Look through the data below and report how many lines include "Oktober". Only the number should be given.

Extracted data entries
::::::::

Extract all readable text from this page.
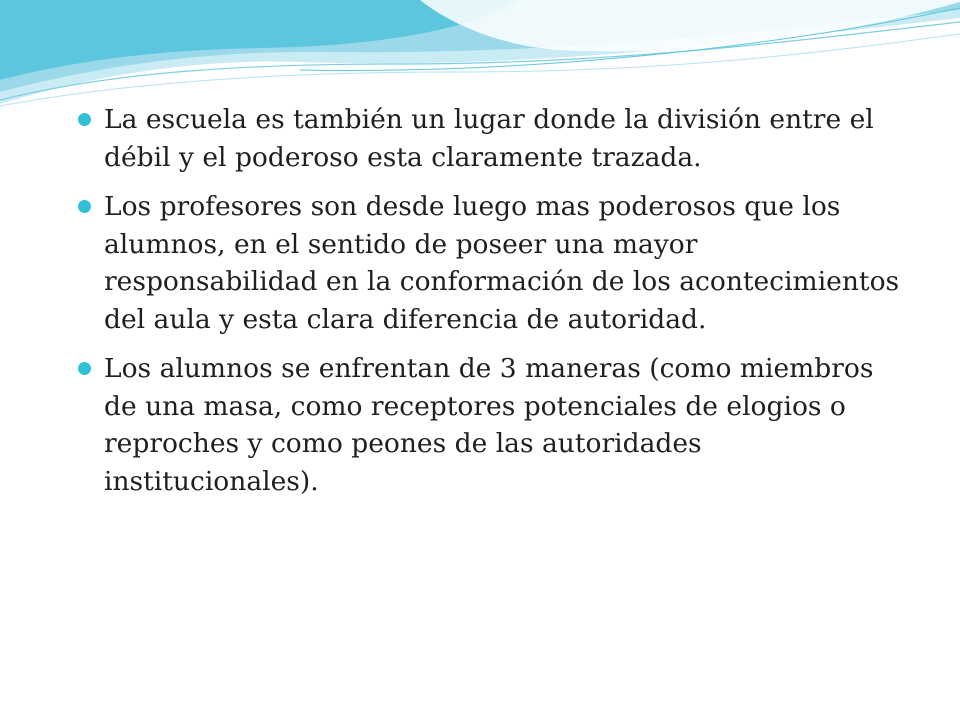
La escuela es también un lugar donde la división entre el débil y el poderoso esta claramente trazada.
Los profesores son desde luego mas poderosos que los alumnos, en el sentido de poseer una mayor responsabilidad en la conformación de los acontecimientos del aula y esta clara diferencia de autoridad.
Los alumnos se enfrentan de 3 maneras (como miembros de una masa, como receptores potenciales de elogios o reproches y como peones de las autoridades institucionales).
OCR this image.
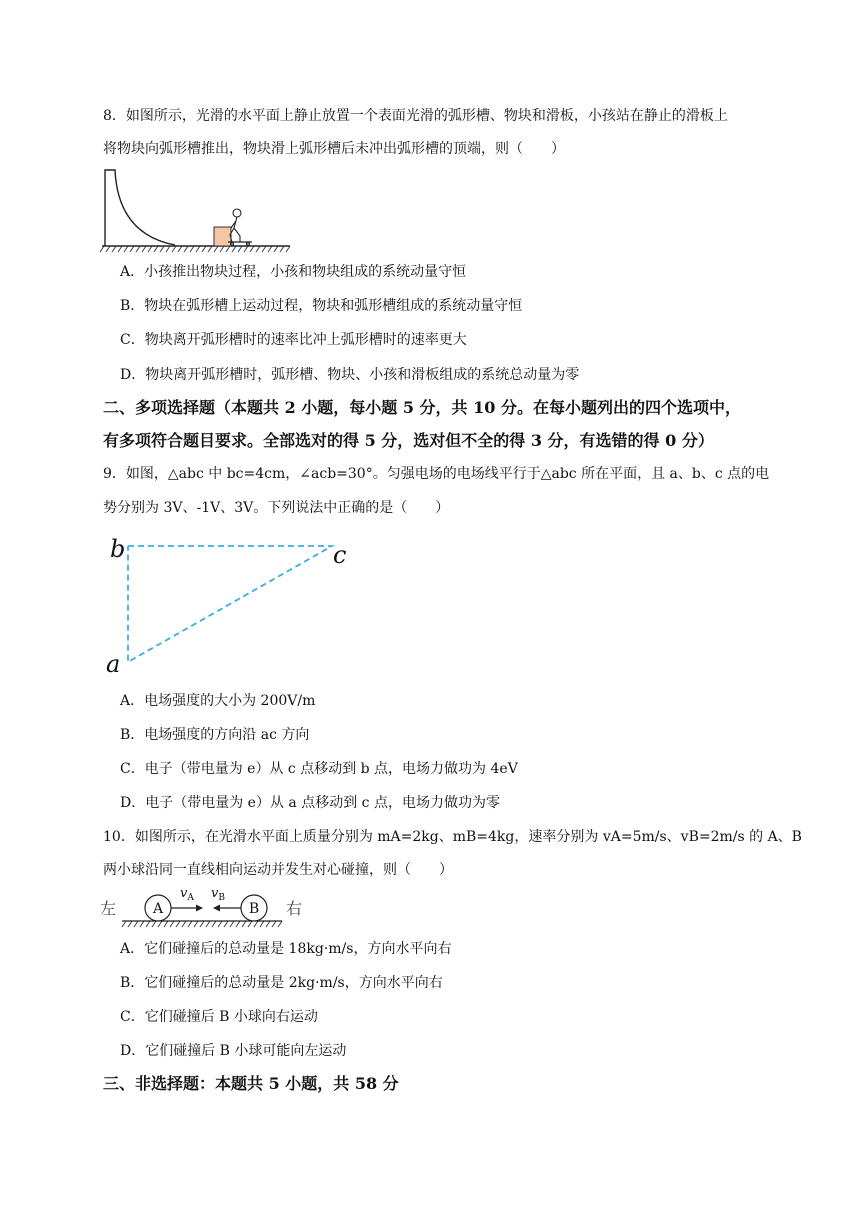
8．如图所示，光滑的水平面上静止放置一个表面光滑的弧形槽、物块和滑板，小孩站在静止的滑板上
将物块向弧形槽推出，物块滑上弧形槽后未冲出弧形槽的顶端，则（　　）
A．小孩推出物块过程，小孩和物块组成的系统动量守恒
B．物块在弧形槽上运动过程，物块和弧形槽组成的系统动量守恒
C．物块离开弧形槽时的速率比冲上弧形槽时的速率更大
D．物块离开弧形槽时，弧形槽、物块、小孩和滑板组成的系统总动量为零
二、多项选择题（本题共 2 小题，每小题 5 分，共 10 分。在每小题列出的四个选项中，
有多项符合题目要求。全部选对的得 5 分，选对但不全的得 3 分，有选错的得 0 分）
9．如图，△abc 中 bc=4cm，∠acb=30°。匀强电场的电场线平行于△abc 所在平面，且 a、b、c 点的电
势分别为 3V、-1V、3V。下列说法中正确的是（　　）
b	c
a
A．电场强度的大小为 200V/m
B．电场强度的方向沿 ac 方向
C．电子（带电量为 e）从 c 点移动到 b 点，电场力做功为 4eV
D．电子（带电量为 e）从 a 点移动到 c 点，电场力做功为零
10．如图所示，在光滑水平面上质量分别为 mA=2kg、mB=4kg，速率分别为 vA=5m/s、vB=2m/s 的 A、B
两小球沿同一直线相向运动并发生对心碰撞，则（　　）
左	右
A
$v_A$
B
$v_B$
A．它们碰撞后的总动量是 18kg·m/s，方向水平向右
B．它们碰撞后的总动量是 2kg·m/s，方向水平向右
C．它们碰撞后 B 小球向右运动
D．它们碰撞后 B 小球可能向左运动
三、非选择题：本题共 5 小题，共 58 分
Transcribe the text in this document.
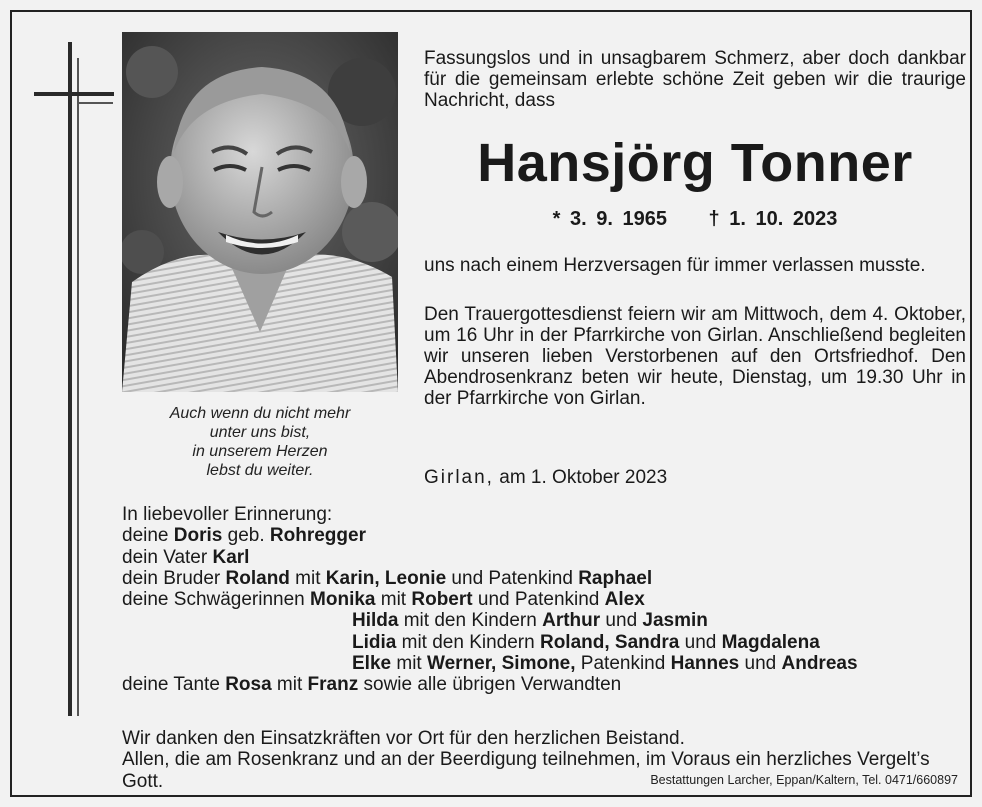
Auch wenn du nicht mehr
unter uns bist,
in unserem Herzen
lebst du weiter.
Fassungslos und in unsagbarem Schmerz, aber doch dankbar für die gemeinsam erlebte schöne Zeit geben wir die traurige Nachricht, dass
Hansjörg Tonner
* 3. 9. 1965 † 1. 10. 2023
uns nach einem Herzversagen für immer verlassen musste.
Den Trauergottesdienst feiern wir am Mittwoch, dem 4. Oktober, um 16 Uhr in der Pfarrkirche von Girlan. Anschließend begleiten wir unseren lieben Verstorbenen auf den Ortsfriedhof. Den Abendrosenkranz beten wir heute, Dienstag, um 19.30 Uhr in der Pfarrkirche von Girlan.
Girlan, am 1. Oktober 2023
In liebevoller Erinnerung:
deine Doris geb. Rohregger
dein Vater Karl
dein Bruder Roland mit Karin, Leonie und Patenkind Raphael
deine Schwägerinnen Monika mit Robert und Patenkind Alex
Hilda mit den Kindern Arthur und Jasmin
Lidia mit den Kindern Roland, Sandra und Magdalena
Elke mit Werner, Simone, Patenkind Hannes und Andreas
deine Tante Rosa mit Franz sowie alle übrigen Verwandten
Wir danken den Einsatzkräften vor Ort für den herzlichen Beistand.
Allen, die am Rosenkranz und an der Beerdigung teilnehmen, im Voraus ein herzliches Vergelt’s Gott.	Bestattungen Larcher, Eppan/Kaltern, Tel. 0471/660897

::::::::

#### [SOLUTION]
2